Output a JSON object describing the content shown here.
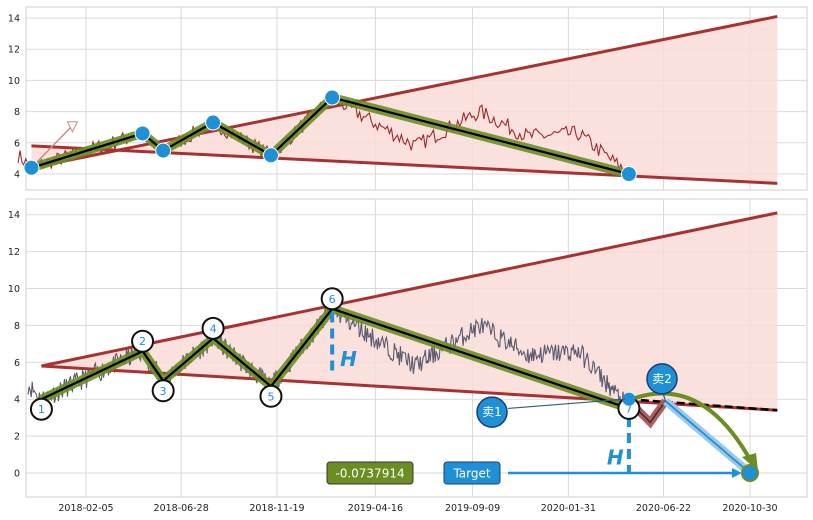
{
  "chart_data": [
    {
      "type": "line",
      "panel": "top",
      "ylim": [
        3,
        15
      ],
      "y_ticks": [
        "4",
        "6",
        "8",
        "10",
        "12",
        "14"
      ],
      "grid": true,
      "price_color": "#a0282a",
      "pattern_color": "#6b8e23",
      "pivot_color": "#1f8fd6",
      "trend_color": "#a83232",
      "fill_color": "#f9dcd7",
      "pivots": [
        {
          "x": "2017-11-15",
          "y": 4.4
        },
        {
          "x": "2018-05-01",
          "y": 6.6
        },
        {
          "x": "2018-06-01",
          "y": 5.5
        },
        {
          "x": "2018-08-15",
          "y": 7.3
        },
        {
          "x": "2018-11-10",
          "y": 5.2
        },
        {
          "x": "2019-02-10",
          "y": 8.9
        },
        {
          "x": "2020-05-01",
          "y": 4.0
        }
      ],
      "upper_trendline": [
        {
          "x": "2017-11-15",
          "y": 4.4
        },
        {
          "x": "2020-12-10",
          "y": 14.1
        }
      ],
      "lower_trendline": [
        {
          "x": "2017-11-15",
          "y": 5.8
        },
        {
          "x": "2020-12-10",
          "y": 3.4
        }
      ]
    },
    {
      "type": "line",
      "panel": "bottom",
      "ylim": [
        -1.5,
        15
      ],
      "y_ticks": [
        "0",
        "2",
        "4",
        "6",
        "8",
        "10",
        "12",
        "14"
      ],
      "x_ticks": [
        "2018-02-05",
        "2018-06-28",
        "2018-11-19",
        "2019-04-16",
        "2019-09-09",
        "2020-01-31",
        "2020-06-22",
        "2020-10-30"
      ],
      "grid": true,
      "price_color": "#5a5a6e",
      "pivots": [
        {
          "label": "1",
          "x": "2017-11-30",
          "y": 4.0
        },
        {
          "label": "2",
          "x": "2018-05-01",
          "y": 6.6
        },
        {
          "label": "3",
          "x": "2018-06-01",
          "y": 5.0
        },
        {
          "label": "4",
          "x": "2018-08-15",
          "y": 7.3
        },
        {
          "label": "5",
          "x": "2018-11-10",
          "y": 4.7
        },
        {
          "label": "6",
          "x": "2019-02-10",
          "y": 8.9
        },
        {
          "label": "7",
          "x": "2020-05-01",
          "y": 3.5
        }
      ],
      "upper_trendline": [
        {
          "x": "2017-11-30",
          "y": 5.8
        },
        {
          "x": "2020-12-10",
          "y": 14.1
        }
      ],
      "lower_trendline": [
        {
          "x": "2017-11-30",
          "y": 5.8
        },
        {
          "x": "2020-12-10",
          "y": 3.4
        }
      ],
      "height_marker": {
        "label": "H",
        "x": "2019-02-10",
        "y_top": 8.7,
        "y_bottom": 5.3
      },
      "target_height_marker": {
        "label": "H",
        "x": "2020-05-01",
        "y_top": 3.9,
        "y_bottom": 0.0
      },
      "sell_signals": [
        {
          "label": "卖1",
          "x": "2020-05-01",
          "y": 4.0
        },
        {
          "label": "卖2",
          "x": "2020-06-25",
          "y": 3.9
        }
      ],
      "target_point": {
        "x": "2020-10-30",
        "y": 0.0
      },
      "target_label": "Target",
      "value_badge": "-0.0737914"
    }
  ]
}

——

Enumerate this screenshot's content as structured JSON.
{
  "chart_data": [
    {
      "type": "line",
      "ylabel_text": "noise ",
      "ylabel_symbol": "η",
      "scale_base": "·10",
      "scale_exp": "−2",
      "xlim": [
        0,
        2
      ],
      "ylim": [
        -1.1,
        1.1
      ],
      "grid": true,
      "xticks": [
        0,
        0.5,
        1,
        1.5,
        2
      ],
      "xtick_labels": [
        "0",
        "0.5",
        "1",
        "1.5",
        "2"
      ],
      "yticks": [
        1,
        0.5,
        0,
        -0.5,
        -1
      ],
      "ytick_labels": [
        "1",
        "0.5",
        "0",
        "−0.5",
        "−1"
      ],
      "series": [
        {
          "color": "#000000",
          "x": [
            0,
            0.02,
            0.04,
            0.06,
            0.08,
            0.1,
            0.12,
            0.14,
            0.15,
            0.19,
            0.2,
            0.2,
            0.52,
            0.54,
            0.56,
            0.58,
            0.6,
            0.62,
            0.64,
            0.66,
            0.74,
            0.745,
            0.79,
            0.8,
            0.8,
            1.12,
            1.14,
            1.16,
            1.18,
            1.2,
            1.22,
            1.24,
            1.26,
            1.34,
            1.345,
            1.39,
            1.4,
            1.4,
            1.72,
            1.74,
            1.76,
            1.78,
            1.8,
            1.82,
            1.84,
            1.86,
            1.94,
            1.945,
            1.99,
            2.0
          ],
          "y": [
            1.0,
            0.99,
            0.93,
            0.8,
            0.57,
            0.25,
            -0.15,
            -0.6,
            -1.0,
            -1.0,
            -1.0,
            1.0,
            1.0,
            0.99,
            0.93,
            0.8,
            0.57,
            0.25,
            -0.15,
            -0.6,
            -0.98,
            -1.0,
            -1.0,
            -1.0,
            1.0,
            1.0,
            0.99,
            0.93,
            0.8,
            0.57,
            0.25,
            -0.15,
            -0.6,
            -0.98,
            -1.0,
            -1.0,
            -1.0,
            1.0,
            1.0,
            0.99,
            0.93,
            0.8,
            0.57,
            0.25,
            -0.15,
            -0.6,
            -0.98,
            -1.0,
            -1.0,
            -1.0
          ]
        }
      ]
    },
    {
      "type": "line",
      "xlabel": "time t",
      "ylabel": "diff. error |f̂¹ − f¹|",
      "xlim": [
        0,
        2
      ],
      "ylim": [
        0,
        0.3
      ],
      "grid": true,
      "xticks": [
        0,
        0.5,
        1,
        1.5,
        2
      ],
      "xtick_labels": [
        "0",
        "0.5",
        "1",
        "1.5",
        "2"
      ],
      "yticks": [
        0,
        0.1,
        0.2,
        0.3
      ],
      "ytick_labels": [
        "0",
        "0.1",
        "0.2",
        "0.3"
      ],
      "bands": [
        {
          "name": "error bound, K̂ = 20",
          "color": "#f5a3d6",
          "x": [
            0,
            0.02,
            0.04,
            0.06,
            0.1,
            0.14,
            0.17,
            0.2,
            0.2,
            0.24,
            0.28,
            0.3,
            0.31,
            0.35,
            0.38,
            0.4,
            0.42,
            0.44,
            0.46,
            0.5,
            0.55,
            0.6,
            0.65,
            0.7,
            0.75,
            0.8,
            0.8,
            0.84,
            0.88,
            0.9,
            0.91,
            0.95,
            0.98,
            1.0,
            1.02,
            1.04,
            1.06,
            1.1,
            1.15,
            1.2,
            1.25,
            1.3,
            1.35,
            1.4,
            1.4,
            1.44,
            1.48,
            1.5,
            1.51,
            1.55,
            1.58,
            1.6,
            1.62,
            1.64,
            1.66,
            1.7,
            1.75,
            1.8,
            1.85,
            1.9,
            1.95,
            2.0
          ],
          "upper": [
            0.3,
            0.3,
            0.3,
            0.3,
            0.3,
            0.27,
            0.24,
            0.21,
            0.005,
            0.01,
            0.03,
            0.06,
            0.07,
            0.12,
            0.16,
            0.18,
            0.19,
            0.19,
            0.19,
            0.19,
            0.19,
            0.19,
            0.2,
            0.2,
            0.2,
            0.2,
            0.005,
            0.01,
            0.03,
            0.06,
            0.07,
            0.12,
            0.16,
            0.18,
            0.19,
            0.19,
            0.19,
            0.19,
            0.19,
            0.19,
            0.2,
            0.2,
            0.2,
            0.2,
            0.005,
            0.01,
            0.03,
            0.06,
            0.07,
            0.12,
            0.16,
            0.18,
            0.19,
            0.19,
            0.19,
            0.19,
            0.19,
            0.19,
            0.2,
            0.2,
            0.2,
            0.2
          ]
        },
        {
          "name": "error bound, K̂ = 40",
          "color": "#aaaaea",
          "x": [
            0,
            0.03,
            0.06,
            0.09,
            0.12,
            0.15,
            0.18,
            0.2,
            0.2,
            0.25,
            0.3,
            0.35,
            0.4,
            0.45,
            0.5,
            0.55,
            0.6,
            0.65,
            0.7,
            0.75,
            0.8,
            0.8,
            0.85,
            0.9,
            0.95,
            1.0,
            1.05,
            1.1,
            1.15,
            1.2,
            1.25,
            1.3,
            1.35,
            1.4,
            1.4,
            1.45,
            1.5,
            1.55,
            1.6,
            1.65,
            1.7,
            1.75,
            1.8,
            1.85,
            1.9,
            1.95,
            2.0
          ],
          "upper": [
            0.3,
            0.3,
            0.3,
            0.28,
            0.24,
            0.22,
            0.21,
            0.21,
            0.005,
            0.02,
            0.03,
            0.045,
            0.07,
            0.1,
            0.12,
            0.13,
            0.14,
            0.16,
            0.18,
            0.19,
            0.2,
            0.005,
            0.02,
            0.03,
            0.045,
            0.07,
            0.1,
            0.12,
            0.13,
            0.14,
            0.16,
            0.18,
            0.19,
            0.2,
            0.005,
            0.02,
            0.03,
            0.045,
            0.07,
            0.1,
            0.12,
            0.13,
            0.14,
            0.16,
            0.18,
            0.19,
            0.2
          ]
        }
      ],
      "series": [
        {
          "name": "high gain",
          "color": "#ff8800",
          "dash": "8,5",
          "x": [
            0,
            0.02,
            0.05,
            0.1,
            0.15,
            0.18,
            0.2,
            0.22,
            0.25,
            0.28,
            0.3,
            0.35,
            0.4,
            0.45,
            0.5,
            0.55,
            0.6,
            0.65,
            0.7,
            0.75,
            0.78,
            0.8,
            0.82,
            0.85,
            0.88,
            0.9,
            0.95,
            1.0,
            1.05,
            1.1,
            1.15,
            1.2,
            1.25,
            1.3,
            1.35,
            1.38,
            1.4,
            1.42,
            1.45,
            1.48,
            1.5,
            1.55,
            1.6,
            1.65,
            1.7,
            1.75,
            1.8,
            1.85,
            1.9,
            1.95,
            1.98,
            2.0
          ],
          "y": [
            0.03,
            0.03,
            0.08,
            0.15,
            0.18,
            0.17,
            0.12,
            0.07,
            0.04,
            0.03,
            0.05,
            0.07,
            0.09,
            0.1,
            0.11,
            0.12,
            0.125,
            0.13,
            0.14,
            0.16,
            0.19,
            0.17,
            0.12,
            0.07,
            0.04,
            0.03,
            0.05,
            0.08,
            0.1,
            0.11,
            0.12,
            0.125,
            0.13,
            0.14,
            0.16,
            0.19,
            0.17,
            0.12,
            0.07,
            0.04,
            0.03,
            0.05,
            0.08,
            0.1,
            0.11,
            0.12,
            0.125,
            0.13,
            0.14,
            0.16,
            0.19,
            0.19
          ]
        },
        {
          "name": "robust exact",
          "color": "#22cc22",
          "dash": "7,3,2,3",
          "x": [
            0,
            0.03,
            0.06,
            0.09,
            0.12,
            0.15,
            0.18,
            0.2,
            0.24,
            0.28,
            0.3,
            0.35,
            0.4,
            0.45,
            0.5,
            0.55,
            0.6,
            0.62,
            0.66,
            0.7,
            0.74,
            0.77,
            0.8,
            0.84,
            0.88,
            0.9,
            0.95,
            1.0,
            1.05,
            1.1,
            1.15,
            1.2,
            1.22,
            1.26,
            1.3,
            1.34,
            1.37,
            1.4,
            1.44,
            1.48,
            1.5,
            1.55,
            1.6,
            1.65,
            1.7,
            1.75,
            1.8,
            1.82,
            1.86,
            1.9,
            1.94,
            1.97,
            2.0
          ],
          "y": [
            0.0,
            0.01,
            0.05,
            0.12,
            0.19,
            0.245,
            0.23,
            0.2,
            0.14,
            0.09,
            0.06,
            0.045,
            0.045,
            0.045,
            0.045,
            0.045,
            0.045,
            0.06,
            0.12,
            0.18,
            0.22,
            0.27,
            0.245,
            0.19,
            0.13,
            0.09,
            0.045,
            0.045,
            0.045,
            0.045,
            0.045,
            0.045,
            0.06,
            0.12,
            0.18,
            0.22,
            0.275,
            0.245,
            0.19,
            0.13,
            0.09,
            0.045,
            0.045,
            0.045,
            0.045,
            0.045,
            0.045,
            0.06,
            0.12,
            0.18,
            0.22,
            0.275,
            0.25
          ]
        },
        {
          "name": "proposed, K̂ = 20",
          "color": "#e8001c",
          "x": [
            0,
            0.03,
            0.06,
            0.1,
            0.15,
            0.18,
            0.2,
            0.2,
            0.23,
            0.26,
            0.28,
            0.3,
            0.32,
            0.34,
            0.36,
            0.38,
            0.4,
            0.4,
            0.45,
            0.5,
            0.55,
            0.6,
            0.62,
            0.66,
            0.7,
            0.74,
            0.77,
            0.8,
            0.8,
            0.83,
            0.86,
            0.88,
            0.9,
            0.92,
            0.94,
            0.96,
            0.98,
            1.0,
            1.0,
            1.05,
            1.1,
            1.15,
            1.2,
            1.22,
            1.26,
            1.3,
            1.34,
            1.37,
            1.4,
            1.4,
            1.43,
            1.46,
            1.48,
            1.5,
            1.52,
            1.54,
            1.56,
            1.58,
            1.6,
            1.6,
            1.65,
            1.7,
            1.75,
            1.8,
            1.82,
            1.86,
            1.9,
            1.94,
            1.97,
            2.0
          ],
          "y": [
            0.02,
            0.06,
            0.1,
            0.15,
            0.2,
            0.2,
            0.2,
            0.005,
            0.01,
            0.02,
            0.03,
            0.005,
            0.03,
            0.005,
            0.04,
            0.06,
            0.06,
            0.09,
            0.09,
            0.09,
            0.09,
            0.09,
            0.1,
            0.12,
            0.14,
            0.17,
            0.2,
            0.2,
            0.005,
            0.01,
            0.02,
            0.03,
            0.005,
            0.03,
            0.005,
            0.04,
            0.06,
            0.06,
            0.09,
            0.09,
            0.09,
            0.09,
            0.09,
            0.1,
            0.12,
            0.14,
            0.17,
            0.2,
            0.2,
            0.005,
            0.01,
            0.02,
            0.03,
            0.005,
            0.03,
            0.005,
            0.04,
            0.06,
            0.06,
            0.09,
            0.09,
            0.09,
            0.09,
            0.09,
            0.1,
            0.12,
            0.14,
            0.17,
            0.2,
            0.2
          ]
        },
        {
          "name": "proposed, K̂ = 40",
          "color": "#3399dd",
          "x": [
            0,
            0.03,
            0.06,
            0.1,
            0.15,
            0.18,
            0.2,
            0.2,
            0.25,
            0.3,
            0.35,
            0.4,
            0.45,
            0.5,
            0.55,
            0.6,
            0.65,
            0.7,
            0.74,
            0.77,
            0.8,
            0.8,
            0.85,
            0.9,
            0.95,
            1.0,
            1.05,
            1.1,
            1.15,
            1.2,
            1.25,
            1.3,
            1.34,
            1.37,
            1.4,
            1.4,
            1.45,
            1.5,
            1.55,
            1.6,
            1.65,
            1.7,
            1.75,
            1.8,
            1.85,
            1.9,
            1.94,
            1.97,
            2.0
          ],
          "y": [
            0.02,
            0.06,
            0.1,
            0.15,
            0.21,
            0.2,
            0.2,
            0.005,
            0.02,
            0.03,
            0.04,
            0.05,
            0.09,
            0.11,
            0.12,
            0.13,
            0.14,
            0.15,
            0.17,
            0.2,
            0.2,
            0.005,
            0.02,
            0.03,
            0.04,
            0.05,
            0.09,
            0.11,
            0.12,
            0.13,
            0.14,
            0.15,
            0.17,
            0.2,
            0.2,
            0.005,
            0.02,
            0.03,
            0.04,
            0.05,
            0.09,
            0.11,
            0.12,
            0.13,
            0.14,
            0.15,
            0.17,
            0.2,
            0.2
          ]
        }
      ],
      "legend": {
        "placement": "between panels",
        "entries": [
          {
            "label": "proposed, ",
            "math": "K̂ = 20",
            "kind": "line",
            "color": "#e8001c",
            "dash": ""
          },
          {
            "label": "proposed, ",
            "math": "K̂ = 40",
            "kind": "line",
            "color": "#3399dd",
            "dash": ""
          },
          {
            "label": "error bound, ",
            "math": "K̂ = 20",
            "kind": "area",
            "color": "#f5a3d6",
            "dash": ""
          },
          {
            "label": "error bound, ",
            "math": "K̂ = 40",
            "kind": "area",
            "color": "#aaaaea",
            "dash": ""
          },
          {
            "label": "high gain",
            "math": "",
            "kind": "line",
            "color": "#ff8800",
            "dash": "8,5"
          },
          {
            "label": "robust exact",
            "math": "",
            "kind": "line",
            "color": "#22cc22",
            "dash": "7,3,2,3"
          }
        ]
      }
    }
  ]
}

——

Select every line in the records above that contains the word "bound".

          "name": "error bound, K̂ = 20",
          "name": "error bound, K̂ = 40",
            "label": "error bound, ",
            "label": "error bound, ",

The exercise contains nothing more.